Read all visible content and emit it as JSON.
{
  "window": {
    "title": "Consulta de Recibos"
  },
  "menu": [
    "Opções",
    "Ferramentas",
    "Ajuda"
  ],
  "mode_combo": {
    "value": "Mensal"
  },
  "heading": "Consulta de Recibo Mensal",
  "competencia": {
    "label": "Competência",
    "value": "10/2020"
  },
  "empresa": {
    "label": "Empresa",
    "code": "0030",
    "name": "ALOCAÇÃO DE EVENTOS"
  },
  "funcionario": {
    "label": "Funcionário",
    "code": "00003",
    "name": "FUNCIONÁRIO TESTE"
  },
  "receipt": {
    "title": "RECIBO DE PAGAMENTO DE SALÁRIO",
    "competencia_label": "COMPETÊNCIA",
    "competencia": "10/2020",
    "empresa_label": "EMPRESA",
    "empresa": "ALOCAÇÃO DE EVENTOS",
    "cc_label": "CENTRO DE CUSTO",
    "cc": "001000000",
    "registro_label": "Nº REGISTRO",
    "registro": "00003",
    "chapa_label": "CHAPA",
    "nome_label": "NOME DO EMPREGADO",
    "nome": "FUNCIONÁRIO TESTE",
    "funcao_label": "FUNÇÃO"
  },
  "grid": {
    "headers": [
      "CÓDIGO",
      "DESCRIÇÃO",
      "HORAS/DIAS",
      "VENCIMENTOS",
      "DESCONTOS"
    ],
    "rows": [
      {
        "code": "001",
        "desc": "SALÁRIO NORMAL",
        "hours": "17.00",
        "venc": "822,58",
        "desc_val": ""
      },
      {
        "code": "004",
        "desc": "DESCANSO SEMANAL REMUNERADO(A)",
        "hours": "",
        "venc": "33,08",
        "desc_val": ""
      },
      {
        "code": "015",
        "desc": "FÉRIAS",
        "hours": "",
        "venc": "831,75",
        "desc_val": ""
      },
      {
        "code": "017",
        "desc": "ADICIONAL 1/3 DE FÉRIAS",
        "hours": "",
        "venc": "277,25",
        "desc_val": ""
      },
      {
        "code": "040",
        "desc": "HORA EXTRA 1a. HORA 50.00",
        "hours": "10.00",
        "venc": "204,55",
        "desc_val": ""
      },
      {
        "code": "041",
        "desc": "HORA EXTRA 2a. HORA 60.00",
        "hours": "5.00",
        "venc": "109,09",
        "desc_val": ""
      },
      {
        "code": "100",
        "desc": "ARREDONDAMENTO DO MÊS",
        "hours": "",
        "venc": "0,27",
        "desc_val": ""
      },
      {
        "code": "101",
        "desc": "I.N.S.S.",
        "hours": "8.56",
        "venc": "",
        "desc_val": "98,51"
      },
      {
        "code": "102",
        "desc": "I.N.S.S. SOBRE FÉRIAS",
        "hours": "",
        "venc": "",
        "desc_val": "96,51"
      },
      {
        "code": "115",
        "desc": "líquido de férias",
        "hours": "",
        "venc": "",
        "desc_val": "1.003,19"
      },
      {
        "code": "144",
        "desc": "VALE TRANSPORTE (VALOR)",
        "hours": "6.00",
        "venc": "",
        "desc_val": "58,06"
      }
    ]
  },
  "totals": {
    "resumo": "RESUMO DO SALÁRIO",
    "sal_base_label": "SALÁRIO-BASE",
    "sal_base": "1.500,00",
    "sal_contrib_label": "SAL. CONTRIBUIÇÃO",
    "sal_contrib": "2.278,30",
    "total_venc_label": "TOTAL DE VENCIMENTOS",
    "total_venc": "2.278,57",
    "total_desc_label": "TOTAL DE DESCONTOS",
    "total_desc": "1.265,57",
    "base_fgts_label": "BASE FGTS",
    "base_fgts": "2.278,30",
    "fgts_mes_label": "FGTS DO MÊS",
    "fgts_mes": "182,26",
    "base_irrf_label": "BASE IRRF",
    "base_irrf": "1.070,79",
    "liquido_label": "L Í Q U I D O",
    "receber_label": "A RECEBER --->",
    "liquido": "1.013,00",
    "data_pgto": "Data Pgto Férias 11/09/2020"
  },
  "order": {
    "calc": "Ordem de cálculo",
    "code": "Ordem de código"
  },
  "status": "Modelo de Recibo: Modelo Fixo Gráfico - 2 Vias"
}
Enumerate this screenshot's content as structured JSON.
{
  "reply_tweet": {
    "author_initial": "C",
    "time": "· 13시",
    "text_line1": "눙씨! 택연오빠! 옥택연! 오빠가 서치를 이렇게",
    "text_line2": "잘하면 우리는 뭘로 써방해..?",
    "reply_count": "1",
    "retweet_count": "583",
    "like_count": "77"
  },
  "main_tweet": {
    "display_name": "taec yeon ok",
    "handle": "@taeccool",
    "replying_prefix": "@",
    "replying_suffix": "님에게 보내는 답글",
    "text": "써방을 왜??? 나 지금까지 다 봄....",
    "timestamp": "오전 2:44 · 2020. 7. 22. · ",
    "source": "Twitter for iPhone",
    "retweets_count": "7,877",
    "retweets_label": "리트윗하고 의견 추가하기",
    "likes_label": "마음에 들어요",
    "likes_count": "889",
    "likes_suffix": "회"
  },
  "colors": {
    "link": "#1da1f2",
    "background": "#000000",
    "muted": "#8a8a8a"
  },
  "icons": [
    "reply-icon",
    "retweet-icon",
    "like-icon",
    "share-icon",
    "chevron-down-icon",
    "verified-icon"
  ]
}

_The task:_ Gather up the lines that contain the word "title".

_Full solution:_
    "title": "Consulta de Recibos"
    "title": "RECIBO DE PAGAMENTO DE SALÁRIO",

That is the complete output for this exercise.